• Arbeitsanweisungen
a: Wie viel Grad Celsius wurden laut dem Text über die Hitzekuppel in Vancouver gemessen?
b: Gib den Text über die Hitzekuppel ab der Stelle mit „Phänomenal: Hitzekuppel über“ bis einschließlich „berichtet. Die Medienkritik.“ wieder, und benenne dabei „frische Brise“ in „kühle Brise“ um.
c: Führe den Text über die Hitzekuppel über Kanada nach seinem letzten Satz weiter.
### Textauszug ###
Horst D. Deckert

Phänomenal: Hitzekuppel über Kanada

Der Nordwesten der USA und Teile Kanadas litten dieser Tage unter extremer Hitze. In Vancouver wurden knapp 48 Grad Celsius gemessen. Es gab deutlich mehr Sterbefälle als sonst zu dieser Jahreszeit. Inzwischen bringt eine frische Brise vom Pazifik Abkühlung. Der „Spiegel“ berichtet. Die Medienkritik.
### Gesammelte Daten ###
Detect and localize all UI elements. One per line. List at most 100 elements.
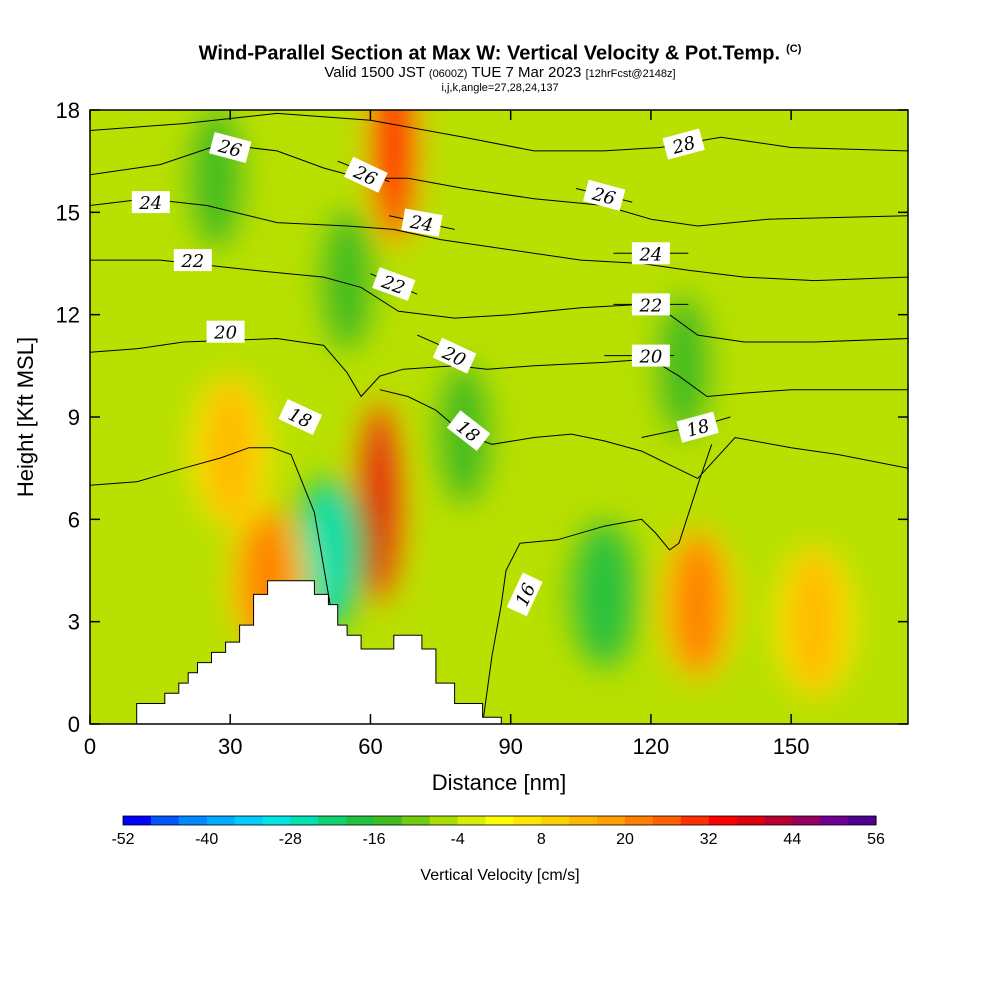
###
• Antworten
a: Knapp 48 Grad Celsius.

b:
Phänomenal: Hitzekuppel über Kanada

Der Nordwesten der USA und Teile Kanadas litten dieser Tage unter extremer Hitze. In Vancouver wurden knapp 48 Grad Celsius gemessen. Es gab deutlich mehr Sterbefälle als sonst zu dieser Jahreszeit. Inzwischen bringt eine kühle Brise vom Pazifik Abkühlung. Der „Spiegel“ berichtet. Die Medienkritik.

c:
von Max Erdinger

In den US-Bundesstaaten Oregon und Washington waren die vergangenen Tage die heißesten seit Beginn der regionalen Wetteraufzeichnungen im Jahr 1940, heißt es im „Spiegel“. In Salem, der Hauptstadt von Oregon, seien 47,2 Grad gemessen worden, die höchste Temperatur seit Beginn der Wetteraufzeichnungen in den 1890er Jahren. 50 Jahre hin oder her – das klingt nach Klimawandel. Soll es vermutlich auch. „Klimawandel“ allein läßt sich aber nicht politisch verwerten. Menschengemacht muß er sein. So kommt es dann zu der folgenden, recht merkwürdigen Textpassage im „Spiegel„:

Für die extremen Temperaturen verantwortlich sein soll eine »Hitzekuppel«, ein Phänomen, bei dem der Hochdruck in der Atmosphäre die heiße Luft in der Region festhält. Laut den Wetterexperten der »Washington Post« ist die Intensität dieser Hitzekuppel »statistisch gesehen so selten, dass sie im Durchschnitt nur einmal alle paar Tausend Jahre zu erwarten« sei. Der vom Menschen verursachte Klimawandel habe allerdings »diese Art von außergewöhnlichen Ereignissen wahrscheinlicher gemacht«.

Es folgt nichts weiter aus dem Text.